## Objective
Copy out every line that contains the word "value".

/---

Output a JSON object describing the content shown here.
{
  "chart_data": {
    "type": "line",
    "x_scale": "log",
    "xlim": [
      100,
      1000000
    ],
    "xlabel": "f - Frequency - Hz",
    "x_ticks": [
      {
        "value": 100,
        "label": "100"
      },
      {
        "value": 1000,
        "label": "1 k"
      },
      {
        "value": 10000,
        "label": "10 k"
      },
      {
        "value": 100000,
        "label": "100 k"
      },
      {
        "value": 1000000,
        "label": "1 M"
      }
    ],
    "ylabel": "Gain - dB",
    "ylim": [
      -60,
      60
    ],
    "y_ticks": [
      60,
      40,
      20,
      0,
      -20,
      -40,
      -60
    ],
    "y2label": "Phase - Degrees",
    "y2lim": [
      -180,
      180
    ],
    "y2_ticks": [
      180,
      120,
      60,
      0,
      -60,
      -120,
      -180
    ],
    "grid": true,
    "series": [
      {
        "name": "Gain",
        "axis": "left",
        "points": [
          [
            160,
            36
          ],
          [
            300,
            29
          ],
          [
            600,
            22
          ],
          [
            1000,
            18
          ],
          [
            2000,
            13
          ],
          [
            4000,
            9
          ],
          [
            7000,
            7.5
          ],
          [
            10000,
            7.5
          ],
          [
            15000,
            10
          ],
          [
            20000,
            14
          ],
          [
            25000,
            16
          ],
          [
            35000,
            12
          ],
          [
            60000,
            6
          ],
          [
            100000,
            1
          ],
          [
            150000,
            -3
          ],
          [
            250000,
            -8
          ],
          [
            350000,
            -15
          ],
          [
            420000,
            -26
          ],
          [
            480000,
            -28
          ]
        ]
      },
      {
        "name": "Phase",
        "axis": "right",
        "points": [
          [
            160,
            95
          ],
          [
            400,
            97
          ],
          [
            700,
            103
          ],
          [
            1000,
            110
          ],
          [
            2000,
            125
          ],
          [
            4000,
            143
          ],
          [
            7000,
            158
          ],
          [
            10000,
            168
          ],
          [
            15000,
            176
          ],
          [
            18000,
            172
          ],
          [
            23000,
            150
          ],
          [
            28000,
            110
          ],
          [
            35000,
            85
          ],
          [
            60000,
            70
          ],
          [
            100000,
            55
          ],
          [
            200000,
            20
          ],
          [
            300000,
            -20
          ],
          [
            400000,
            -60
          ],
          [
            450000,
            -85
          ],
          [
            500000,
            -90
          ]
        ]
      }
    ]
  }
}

\---

## Written answer
        "value": 100,
        "value": 1000,
        "value": 10000,
        "value": 100000,
        "value": 1000000,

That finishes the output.